## Task
Spot every line with the word "heart" and return it.

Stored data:

■ ■ ■

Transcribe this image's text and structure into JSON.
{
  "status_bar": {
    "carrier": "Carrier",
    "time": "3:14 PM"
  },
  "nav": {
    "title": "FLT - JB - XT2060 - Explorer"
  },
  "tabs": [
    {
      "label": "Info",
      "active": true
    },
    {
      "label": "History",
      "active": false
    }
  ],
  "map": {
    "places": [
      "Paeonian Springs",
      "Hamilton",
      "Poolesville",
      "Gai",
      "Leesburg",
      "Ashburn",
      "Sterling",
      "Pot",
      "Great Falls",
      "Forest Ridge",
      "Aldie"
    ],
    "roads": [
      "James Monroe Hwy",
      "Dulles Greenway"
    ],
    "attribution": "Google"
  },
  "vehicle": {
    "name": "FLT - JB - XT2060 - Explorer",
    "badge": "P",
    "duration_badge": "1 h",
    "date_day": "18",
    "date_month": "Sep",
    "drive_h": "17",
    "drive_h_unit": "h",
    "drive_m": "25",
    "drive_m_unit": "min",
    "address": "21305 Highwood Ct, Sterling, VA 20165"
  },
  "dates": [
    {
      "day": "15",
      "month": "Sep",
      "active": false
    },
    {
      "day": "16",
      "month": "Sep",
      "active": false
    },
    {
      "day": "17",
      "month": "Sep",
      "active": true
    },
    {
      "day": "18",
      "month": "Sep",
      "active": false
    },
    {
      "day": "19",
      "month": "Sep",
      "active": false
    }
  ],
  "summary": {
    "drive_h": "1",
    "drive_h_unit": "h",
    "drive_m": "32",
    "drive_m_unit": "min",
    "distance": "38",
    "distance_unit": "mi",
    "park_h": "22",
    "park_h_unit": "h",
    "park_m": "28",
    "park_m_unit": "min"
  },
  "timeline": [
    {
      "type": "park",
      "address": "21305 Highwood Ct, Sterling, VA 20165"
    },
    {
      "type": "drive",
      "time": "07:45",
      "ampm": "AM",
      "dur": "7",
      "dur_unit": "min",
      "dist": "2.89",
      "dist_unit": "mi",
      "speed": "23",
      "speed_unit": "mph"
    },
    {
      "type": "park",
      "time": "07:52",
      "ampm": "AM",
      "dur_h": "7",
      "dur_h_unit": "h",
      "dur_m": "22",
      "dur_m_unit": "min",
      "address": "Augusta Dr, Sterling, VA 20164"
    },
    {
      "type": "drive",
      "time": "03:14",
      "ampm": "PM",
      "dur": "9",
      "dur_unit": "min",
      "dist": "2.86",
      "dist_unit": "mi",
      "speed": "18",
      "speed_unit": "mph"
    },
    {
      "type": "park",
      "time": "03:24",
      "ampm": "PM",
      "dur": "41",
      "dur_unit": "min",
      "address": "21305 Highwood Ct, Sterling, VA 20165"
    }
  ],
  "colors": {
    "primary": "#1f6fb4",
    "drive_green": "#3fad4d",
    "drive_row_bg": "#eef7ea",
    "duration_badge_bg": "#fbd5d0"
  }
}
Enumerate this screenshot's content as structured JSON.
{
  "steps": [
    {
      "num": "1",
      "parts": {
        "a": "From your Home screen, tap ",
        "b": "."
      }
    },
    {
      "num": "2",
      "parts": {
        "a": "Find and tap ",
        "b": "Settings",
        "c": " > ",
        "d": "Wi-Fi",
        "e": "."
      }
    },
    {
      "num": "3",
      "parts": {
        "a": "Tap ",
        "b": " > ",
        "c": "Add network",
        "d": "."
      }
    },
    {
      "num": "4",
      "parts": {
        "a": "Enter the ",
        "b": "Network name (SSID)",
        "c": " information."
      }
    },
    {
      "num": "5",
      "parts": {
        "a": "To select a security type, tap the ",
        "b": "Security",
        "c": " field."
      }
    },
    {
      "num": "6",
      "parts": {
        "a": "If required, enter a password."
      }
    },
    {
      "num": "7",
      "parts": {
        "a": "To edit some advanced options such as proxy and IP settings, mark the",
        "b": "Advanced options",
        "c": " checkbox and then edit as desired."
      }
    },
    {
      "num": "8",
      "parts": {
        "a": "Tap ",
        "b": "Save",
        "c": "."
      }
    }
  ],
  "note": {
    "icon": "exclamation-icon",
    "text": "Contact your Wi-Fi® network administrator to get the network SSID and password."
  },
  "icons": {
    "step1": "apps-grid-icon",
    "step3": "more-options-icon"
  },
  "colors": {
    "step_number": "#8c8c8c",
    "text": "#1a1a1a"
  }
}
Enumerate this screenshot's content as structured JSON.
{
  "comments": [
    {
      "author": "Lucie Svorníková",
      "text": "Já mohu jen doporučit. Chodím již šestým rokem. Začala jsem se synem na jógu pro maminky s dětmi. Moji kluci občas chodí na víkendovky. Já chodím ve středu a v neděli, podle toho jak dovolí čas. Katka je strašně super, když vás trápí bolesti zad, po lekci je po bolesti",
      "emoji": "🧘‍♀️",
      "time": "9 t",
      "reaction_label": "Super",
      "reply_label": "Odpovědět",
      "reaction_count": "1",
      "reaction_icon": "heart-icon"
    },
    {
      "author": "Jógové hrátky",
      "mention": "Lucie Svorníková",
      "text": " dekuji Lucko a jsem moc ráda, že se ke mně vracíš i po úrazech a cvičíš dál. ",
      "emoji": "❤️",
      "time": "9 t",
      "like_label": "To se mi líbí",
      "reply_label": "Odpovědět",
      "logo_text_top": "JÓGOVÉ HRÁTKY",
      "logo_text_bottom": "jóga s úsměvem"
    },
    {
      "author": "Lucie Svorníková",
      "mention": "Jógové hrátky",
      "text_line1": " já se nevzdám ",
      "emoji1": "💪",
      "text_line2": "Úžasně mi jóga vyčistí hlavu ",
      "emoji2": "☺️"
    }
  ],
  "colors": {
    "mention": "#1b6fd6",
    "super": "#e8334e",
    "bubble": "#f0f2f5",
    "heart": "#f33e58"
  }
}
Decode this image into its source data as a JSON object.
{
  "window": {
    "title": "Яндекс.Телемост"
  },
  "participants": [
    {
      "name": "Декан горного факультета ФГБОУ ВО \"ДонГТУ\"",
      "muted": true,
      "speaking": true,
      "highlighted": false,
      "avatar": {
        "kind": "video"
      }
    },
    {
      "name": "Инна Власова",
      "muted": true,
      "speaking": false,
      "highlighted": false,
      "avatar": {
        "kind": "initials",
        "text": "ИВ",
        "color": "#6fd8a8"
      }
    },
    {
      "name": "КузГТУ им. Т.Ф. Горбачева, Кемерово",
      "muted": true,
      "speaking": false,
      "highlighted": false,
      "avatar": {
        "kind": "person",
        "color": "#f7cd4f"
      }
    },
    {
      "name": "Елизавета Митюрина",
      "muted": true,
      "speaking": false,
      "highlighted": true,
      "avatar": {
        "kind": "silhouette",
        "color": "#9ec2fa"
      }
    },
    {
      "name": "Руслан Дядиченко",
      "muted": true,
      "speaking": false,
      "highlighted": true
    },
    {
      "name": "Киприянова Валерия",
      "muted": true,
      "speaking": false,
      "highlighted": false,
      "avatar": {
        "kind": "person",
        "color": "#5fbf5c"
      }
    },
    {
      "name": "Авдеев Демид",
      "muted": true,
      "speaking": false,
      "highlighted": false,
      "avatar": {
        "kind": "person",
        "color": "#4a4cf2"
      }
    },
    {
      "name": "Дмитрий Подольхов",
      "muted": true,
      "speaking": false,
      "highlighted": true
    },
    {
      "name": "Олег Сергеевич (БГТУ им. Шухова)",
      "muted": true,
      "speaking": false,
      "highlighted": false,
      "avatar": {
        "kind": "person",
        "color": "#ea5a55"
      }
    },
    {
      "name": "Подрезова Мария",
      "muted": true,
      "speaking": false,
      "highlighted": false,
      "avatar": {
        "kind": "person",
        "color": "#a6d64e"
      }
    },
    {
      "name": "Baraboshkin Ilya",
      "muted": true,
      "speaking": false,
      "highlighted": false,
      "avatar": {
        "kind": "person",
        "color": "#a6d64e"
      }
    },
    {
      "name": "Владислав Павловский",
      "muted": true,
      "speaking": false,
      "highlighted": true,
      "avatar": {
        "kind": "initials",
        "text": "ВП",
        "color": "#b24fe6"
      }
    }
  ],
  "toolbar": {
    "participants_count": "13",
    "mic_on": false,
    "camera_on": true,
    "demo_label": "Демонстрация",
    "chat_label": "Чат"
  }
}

■ ■ ■

## Answer to the exercise
      "reaction_icon": "heart-icon"
    "heart": "#f33e58"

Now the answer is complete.